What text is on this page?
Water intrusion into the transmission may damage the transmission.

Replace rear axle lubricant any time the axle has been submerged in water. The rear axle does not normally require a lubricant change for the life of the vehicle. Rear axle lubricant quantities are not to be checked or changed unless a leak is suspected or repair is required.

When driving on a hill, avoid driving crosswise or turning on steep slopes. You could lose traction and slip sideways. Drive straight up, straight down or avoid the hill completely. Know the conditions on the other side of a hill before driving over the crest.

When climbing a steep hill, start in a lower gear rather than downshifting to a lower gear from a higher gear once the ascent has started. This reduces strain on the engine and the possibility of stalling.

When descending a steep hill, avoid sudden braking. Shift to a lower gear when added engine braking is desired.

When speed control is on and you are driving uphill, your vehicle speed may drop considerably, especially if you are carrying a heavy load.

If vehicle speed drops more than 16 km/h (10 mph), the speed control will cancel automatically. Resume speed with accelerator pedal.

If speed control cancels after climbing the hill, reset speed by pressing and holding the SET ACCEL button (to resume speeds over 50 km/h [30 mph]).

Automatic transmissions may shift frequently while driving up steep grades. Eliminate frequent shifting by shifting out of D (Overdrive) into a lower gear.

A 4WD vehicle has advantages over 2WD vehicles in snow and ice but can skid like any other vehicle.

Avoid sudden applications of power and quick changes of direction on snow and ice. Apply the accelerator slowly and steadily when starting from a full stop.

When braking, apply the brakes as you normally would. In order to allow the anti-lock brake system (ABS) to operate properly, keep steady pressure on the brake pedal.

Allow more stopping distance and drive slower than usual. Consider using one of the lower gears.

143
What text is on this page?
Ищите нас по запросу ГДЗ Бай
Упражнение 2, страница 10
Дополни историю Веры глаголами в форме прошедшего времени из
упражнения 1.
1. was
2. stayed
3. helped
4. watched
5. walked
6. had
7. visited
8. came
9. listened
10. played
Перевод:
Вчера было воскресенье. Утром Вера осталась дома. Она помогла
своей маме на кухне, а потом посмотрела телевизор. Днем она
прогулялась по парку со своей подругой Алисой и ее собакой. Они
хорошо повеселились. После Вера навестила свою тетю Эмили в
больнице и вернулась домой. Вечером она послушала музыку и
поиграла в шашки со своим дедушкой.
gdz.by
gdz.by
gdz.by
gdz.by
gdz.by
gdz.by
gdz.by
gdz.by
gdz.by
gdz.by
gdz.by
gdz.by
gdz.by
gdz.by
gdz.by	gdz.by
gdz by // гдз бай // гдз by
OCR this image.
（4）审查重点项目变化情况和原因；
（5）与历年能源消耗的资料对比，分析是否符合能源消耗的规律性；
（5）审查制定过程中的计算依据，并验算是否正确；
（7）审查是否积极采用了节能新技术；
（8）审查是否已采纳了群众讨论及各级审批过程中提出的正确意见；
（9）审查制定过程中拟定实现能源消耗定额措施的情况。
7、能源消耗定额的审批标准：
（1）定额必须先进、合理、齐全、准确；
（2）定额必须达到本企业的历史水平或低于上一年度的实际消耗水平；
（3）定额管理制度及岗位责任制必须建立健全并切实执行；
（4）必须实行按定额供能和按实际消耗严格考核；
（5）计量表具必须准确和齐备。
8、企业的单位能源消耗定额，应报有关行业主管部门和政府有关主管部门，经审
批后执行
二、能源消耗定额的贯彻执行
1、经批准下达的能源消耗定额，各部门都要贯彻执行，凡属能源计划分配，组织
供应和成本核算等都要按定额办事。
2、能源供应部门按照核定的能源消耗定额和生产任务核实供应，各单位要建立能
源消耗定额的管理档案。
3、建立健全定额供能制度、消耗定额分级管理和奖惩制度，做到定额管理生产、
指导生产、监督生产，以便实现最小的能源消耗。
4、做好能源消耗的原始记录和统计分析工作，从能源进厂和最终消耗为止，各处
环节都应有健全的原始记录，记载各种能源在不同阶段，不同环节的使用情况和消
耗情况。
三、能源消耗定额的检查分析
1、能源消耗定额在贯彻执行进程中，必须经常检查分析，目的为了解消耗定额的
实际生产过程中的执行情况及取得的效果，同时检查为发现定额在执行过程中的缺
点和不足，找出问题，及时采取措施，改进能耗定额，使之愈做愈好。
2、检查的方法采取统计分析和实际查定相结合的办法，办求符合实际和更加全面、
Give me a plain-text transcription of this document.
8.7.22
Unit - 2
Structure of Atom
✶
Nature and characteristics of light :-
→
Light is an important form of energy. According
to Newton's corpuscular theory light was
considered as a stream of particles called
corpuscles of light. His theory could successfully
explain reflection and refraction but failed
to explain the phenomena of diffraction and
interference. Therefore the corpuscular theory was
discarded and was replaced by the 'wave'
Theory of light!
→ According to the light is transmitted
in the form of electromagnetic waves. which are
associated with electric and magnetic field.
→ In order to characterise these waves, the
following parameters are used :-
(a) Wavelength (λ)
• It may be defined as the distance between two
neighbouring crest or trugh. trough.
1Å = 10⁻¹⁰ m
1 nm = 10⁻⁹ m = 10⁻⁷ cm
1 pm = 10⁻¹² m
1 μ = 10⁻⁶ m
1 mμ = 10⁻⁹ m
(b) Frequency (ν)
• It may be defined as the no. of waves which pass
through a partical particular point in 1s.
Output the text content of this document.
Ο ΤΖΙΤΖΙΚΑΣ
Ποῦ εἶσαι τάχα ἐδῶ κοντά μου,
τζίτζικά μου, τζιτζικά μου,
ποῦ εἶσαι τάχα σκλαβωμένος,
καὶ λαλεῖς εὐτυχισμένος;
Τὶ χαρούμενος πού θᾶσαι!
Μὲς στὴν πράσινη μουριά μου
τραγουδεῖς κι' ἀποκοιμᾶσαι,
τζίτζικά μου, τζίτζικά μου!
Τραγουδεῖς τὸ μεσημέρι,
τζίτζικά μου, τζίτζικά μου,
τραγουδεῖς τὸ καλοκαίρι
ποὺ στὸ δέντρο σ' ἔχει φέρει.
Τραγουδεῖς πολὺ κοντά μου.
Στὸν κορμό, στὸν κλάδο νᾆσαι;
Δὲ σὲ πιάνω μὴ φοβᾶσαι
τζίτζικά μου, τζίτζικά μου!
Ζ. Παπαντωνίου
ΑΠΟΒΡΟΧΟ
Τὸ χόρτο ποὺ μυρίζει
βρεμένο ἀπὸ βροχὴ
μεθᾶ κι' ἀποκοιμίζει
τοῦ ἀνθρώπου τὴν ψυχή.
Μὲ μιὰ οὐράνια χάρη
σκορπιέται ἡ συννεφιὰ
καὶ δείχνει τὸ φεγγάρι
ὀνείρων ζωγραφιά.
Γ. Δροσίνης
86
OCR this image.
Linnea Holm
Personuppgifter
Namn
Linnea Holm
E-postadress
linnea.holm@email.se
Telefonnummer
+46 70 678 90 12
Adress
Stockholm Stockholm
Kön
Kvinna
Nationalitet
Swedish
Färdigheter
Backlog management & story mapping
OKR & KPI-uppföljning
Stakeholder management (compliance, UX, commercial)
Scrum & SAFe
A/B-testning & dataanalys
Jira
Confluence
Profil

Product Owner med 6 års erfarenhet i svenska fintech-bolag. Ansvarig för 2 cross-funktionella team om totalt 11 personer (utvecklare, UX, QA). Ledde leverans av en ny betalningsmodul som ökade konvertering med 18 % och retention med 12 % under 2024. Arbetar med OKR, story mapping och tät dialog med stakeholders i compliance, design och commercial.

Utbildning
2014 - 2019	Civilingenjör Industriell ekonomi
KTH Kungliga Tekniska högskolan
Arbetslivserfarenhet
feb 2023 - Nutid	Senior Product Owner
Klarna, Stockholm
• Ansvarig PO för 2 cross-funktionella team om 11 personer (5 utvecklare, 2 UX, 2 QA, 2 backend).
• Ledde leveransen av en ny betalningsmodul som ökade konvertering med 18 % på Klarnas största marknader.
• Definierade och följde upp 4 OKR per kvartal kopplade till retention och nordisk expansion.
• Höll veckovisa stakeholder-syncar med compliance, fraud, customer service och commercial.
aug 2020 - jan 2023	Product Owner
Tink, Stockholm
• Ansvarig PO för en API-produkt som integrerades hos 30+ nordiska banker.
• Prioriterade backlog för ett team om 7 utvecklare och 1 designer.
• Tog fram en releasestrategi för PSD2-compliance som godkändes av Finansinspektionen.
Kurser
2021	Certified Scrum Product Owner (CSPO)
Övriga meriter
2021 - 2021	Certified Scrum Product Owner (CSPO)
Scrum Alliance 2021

*Exercise*.
Tally the lines of the records holding the word "своей", then state only the tally.

*Solution to the problem*.
2